» Recorded information:
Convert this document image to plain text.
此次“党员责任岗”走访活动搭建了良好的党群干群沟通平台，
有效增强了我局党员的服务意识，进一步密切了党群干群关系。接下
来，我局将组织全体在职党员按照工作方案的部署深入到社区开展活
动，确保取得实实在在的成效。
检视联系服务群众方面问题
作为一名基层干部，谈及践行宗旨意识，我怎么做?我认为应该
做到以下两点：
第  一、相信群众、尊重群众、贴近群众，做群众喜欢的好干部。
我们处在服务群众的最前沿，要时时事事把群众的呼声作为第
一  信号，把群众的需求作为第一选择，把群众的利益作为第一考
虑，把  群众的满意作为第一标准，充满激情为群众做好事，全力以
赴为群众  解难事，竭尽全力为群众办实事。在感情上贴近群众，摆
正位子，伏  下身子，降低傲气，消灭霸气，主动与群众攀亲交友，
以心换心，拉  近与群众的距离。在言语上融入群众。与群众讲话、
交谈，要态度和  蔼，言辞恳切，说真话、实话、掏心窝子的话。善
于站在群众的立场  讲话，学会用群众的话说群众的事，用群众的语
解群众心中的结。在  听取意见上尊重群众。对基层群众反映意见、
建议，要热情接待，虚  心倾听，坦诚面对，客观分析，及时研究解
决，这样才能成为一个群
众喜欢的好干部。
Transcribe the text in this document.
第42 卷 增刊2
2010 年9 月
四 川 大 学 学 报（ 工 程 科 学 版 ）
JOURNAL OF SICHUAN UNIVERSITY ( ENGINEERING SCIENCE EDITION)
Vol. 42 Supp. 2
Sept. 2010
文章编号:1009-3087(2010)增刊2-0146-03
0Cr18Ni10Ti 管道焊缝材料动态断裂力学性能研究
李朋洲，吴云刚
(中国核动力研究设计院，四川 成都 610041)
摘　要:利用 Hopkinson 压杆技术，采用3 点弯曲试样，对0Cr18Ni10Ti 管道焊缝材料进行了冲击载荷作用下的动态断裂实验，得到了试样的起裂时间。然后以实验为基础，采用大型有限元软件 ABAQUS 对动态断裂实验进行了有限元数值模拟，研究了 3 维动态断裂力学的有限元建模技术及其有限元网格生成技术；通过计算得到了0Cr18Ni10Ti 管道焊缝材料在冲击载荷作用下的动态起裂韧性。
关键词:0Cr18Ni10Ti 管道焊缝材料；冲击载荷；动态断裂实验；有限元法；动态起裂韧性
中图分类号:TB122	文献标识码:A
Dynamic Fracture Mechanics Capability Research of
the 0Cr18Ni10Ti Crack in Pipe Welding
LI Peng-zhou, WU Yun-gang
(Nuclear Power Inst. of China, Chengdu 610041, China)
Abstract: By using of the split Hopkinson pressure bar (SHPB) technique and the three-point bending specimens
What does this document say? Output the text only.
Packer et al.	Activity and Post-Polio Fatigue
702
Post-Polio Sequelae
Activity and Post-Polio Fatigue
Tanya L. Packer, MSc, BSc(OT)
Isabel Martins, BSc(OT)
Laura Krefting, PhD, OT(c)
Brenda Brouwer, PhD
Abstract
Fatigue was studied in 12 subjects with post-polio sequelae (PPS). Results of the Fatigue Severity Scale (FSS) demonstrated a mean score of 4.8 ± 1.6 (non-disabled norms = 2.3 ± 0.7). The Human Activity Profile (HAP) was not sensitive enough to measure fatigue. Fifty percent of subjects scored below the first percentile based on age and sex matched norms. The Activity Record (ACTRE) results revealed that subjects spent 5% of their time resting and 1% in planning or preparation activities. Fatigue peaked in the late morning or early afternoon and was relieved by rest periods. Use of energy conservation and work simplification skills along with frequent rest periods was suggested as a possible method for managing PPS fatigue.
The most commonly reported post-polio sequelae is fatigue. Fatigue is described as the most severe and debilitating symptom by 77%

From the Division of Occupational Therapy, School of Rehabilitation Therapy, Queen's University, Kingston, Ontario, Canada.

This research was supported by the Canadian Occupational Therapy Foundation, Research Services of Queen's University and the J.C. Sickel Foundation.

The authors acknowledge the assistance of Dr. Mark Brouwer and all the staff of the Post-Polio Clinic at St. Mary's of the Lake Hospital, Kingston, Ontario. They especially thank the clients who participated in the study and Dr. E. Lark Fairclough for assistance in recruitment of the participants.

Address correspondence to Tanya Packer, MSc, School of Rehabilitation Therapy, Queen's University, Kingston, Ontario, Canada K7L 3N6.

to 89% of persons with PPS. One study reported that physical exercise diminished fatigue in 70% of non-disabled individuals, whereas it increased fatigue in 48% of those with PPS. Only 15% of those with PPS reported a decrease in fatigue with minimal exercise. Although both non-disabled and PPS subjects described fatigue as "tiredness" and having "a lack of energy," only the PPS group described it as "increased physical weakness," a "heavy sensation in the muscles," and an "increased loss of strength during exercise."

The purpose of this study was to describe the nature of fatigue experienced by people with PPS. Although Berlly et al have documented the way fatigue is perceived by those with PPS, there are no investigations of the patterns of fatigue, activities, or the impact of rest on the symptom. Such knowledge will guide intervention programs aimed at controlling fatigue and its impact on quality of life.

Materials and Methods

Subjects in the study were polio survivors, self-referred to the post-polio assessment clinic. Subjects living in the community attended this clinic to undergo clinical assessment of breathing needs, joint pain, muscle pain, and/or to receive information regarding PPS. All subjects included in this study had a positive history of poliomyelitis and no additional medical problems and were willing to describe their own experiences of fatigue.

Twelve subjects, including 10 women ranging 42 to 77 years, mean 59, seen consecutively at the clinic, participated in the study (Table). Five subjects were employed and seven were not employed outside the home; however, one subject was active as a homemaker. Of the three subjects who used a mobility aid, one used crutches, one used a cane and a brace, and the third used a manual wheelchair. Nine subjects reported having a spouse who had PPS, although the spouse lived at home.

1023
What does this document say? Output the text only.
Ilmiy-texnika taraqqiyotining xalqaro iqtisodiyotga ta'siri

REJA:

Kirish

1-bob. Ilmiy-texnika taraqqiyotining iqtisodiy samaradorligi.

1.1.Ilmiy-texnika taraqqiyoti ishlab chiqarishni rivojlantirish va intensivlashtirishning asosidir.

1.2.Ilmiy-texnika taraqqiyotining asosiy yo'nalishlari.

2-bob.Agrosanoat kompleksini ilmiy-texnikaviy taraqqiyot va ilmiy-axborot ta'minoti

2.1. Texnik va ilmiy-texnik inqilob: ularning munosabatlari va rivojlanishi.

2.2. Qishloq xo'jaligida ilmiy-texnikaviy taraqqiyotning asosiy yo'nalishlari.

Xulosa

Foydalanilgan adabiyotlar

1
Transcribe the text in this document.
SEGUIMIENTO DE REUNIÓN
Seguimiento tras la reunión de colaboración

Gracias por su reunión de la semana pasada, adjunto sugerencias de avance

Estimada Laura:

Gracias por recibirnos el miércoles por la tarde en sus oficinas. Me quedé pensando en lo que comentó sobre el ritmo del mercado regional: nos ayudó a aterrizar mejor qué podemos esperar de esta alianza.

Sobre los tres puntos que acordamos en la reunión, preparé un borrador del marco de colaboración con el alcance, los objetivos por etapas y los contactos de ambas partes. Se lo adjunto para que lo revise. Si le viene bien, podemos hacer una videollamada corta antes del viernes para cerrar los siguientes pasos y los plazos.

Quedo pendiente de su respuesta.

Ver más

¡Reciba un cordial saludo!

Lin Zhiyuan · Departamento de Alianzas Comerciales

» What you have to do: Copy out every line from the data above that has "School" in it.

» Exercise answer:
From the Division of Occupational Therapy, School of Rehabilitation Therapy, Queen's University, Kingston, Ontario, Canada.
Address correspondence to Tanya Packer, MSc, School of Rehabilitation Therapy, Queen's University, Kingston, Ontario, Canada K7L 3N6.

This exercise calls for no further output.